### Records
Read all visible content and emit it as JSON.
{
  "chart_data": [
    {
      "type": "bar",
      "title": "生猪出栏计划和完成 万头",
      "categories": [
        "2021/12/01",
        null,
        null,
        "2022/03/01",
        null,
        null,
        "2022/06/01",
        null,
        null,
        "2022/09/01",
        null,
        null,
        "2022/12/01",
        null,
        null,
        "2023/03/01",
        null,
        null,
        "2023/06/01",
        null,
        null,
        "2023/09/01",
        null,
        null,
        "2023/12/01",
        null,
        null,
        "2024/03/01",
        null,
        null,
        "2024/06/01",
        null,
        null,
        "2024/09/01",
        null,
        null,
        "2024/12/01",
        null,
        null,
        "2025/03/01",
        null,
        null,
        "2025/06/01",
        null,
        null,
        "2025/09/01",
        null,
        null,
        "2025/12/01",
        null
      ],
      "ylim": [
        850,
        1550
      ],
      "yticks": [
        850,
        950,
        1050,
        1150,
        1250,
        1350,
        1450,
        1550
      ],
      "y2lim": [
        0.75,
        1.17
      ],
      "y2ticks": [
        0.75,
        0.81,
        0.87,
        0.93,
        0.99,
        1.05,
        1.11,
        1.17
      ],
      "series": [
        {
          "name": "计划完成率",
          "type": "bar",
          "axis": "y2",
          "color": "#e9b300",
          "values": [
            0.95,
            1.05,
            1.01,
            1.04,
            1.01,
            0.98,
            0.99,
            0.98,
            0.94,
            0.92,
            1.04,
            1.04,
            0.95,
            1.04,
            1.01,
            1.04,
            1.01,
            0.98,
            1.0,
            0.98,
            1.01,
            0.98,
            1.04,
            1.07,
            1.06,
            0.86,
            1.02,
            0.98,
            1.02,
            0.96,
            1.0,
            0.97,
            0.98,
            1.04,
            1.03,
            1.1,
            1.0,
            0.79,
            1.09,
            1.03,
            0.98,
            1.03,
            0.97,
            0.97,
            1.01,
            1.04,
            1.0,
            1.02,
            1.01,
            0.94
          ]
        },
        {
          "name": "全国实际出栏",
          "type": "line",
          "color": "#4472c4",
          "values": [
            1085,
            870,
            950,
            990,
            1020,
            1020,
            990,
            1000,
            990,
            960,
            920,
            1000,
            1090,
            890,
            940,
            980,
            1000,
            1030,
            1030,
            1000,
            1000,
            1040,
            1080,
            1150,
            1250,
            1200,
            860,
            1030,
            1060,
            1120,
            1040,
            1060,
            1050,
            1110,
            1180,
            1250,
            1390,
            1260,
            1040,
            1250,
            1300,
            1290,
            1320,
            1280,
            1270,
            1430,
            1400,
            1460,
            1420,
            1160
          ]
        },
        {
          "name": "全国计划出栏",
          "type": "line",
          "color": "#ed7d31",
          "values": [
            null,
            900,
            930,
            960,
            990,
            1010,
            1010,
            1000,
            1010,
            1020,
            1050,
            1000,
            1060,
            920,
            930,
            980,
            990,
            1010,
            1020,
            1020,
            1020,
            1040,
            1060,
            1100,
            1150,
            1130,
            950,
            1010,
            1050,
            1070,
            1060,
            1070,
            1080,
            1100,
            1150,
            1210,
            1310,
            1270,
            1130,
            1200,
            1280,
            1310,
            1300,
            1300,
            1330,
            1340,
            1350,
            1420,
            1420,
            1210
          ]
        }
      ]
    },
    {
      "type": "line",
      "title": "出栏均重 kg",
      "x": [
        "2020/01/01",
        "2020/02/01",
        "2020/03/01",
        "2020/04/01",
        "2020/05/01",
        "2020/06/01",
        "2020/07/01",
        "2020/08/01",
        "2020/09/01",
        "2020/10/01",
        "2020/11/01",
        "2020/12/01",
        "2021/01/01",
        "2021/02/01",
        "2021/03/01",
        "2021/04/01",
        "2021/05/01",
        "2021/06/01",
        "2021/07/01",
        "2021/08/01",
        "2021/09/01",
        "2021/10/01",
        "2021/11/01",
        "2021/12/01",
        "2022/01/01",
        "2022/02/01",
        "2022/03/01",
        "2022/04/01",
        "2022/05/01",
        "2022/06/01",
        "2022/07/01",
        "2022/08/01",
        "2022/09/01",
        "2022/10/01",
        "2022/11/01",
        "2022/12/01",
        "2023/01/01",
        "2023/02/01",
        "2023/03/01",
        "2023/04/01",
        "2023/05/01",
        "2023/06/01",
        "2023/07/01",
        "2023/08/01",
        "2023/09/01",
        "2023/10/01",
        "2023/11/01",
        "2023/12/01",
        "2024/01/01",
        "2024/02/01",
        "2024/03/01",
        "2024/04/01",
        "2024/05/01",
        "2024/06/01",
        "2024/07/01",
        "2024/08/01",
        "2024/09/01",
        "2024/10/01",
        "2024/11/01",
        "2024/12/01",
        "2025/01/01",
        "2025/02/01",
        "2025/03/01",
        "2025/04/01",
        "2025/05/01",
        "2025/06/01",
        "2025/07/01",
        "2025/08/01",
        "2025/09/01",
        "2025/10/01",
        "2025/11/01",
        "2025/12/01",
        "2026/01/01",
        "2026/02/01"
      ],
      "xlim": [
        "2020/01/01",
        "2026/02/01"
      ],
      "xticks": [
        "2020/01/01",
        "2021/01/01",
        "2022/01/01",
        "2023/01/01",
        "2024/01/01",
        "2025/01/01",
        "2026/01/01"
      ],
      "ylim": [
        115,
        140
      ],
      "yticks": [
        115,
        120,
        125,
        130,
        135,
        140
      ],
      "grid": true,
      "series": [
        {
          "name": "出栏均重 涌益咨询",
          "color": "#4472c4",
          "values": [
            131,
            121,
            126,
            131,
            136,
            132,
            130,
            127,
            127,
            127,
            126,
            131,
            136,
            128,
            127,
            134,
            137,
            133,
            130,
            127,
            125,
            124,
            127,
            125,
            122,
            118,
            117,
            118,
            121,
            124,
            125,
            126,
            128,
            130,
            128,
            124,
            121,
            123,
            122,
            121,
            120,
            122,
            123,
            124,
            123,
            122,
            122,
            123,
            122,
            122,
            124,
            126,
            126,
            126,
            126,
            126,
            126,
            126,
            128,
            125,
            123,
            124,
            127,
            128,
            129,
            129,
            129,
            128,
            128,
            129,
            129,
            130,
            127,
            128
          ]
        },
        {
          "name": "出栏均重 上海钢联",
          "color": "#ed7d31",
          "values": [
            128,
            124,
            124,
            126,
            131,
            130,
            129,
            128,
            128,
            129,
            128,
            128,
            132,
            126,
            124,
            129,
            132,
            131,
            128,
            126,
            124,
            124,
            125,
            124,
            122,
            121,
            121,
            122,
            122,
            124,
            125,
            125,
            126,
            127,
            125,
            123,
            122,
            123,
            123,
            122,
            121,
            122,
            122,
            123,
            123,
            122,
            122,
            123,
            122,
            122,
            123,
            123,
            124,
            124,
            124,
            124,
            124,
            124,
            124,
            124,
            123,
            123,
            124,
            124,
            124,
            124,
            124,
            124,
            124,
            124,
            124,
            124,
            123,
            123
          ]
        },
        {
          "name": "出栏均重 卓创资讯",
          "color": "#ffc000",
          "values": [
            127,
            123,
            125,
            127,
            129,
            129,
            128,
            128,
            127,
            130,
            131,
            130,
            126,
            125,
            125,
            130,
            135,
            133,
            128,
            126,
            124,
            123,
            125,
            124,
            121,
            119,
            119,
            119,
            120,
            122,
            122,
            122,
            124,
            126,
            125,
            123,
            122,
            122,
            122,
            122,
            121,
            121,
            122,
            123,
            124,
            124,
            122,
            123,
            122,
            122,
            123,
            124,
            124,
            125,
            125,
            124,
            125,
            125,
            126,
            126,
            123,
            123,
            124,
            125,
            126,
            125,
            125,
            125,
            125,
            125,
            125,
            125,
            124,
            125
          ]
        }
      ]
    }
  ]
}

### Given problem
Retype all of the material, keeping each line exact.

### Solved problem
Read all visible content and emit it as JSON.
{
  "chart_data": [
    {
      "type": "bar",
      "title": "生猪出栏计划和完成 万头",
      "categories": [
        "2021/12/01",
        null,
        null,
        "2022/03/01",
        null,
        null,
        "2022/06/01",
        null,
        null,
        "2022/09/01",
        null,
        null,
        "2022/12/01",
        null,
        null,
        "2023/03/01",
        null,
        null,
        "2023/06/01",
        null,
        null,
        "2023/09/01",
        null,
        null,
        "2023/12/01",
        null,
        null,
        "2024/03/01",
        null,
        null,
        "2024/06/01",
        null,
        null,
        "2024/09/01",
        null,
        null,
        "2024/12/01",
        null,
        null,
        "2025/03/01",
        null,
        null,
        "2025/06/01",
        null,
        null,
        "2025/09/01",
        null,
        null,
        "2025/12/01",
        null
      ],
      "ylim": [
        850,
        1550
      ],
      "yticks": [
        850,
        950,
        1050,
        1150,
        1250,
        1350,
        1450,
        1550
      ],
      "y2lim": [
        0.75,
        1.17
      ],
      "y2ticks": [
        0.75,
        0.81,
        0.87,
        0.93,
        0.99,
        1.05,
        1.11,
        1.17
      ],
      "series": [
        {
          "name": "计划完成率",
          "type": "bar",
          "axis": "y2",
          "color": "#e9b300",
          "values": [
            0.95,
            1.05,
            1.01,
            1.04,
            1.01,
            0.98,
            0.99,
            0.98,
            0.94,
            0.92,
            1.04,
            1.04,
            0.95,
            1.04,
            1.01,
            1.04,
            1.01,
            0.98,
            1.0,
            0.98,
            1.01,
            0.98,
            1.04,
            1.07,
            1.06,
            0.86,
            1.02,
            0.98,
            1.02,
            0.96,
            1.0,
            0.97,
            0.98,
            1.04,
            1.03,
            1.1,
            1.0,
            0.79,
            1.09,
            1.03,
            0.98,
            1.03,
            0.97,
            0.97,
            1.01,
            1.04,
            1.0,
            1.02,
            1.01,
            0.94
          ]
        },
        {
          "name": "全国实际出栏",
          "type": "line",
          "color": "#4472c4",
          "values": [
            1085,
            870,
            950,
            990,
            1020,
            1020,
            990,
            1000,
            990,
            960,
            920,
            1000,
            1090,
            890,
            940,
            980,
            1000,
            1030,
            1030,
            1000,
            1000,
            1040,
            1080,
            1150,
            1250,
            1200,
            860,
            1030,
            1060,
            1120,
            1040,
            1060,
            1050,
            1110,
            1180,
            1250,
            1390,
            1260,
            1040,
            1250,
            1300,
            1290,
            1320,
            1280,
            1270,
            1430,
            1400,
            1460,
            1420,
            1160
          ]
        },
        {
          "name": "全国计划出栏",
          "type": "line",
          "color": "#ed7d31",
          "values": [
            null,
            900,
            930,
            960,
            990,
            1010,
            1010,
            1000,
            1010,
            1020,
            1050,
            1000,
            1060,
            920,
            930,
            980,
            990,
            1010,
            1020,
            1020,
            1020,
            1040,
            1060,
            1100,
            1150,
            1130,
            950,
            1010,
            1050,
            1070,
            1060,
            1070,
            1080,
            1100,
            1150,
            1210,
            1310,
            1270,
            1130,
            1200,
            1280,
            1310,
            1300,
            1300,
            1330,
            1340,
            1350,
            1420,
            1420,
            1210
          ]
        }
      ]
    },
    {
      "type": "line",
      "title": "出栏均重 kg",
      "x": [
        "2020/01/01",
        "2020/02/01",
        "2020/03/01",
        "2020/04/01",
        "2020/05/01",
        "2020/06/01",
        "2020/07/01",
        "2020/08/01",
        "2020/09/01",
        "2020/10/01",
        "2020/11/01",
        "2020/12/01",
        "2021/01/01",
        "2021/02/01",
        "2021/03/01",
        "2021/04/01",
        "2021/05/01",
        "2021/06/01",
        "2021/07/01",
        "2021/08/01",
        "2021/09/01",
        "2021/10/01",
        "2021/11/01",
        "2021/12/01",
        "2022/01/01",
        "2022/02/01",
        "2022/03/01",
        "2022/04/01",
        "2022/05/01",
        "2022/06/01",
        "2022/07/01",
        "2022/08/01",
        "2022/09/01",
        "2022/10/01",
        "2022/11/01",
        "2022/12/01",
        "2023/01/01",
        "2023/02/01",
        "2023/03/01",
        "2023/04/01",
        "2023/05/01",
        "2023/06/01",
        "2023/07/01",
        "2023/08/01",
        "2023/09/01",
        "2023/10/01",
        "2023/11/01",
        "2023/12/01",
        "2024/01/01",
        "2024/02/01",
        "2024/03/01",
        "2024/04/01",
        "2024/05/01",
        "2024/06/01",
        "2024/07/01",
        "2024/08/01",
        "2024/09/01",
        "2024/10/01",
        "2024/11/01",
        "2024/12/01",
        "2025/01/01",
        "2025/02/01",
        "2025/03/01",
        "2025/04/01",
        "2025/05/01",
        "2025/06/01",
        "2025/07/01",
        "2025/08/01",
        "2025/09/01",
        "2025/10/01",
        "2025/11/01",
        "2025/12/01",
        "2026/01/01",
        "2026/02/01"
      ],
      "xlim": [
        "2020/01/01",
        "2026/02/01"
      ],
      "xticks": [
        "2020/01/01",
        "2021/01/01",
        "2022/01/01",
        "2023/01/01",
        "2024/01/01",
        "2025/01/01",
        "2026/01/01"
      ],
      "ylim": [
        115,
        140
      ],
      "yticks": [
        115,
        120,
        125,
        130,
        135,
        140
      ],
      "grid": true,
      "series": [
        {
          "name": "出栏均重 涌益咨询",
          "color": "#4472c4",
          "values": [
            131,
            121,
            126,
            131,
            136,
            132,
            130,
            127,
            127,
            127,
            126,
            131,
            136,
            128,
            127,
            134,
            137,
            133,
            130,
            127,
            125,
            124,
            127,
            125,
            122,
            118,
            117,
            118,
            121,
            124,
            125,
            126,
            128,
            130,
            128,
            124,
            121,
            123,
            122,
            121,
            120,
            122,
            123,
            124,
            123,
            122,
            122,
            123,
            122,
            122,
            124,
            126,
            126,
            126,
            126,
            126,
            126,
            126,
            128,
            125,
            123,
            124,
            127,
            128,
            129,
            129,
            129,
            128,
            128,
            129,
            129,
            130,
            127,
            128
          ]
        },
        {
          "name": "出栏均重 上海钢联",
          "color": "#ed7d31",
          "values": [
            128,
            124,
            124,
            126,
            131,
            130,
            129,
            128,
            128,
            129,
            128,
            128,
            132,
            126,
            124,
            129,
            132,
            131,
            128,
            126,
            124,
            124,
            125,
            124,
            122,
            121,
            121,
            122,
            122,
            124,
            125,
            125,
            126,
            127,
            125,
            123,
            122,
            123,
            123,
            122,
            121,
            122,
            122,
            123,
            123,
            122,
            122,
            123,
            122,
            122,
            123,
            123,
            124,
            124,
            124,
            124,
            124,
            124,
            124,
            124,
            123,
            123,
            124,
            124,
            124,
            124,
            124,
            124,
            124,
            124,
            124,
            124,
            123,
            123
          ]
        },
        {
          "name": "出栏均重 卓创资讯",
          "color": "#ffc000",
          "values": [
            127,
            123,
            125,
            127,
            129,
            129,
            128,
            128,
            127,
            130,
            131,
            130,
            126,
            125,
            125,
            130,
            135,
            133,
            128,
            126,
            124,
            123,
            125,
            124,
            121,
            119,
            119,
            119,
            120,
            122,
            122,
            122,
            124,
            126,
            125,
            123,
            122,
            122,
            122,
            122,
            121,
            121,
            122,
            123,
            124,
            124,
            122,
            123,
            122,
            122,
            123,
            124,
            124,
            125,
            125,
            124,
            125,
            125,
            126,
            126,
            123,
            123,
            124,
            125,
            126,
            125,
            125,
            125,
            125,
            125,
            125,
            125,
            124,
            125
          ]
        }
      ]
    }
  ]
}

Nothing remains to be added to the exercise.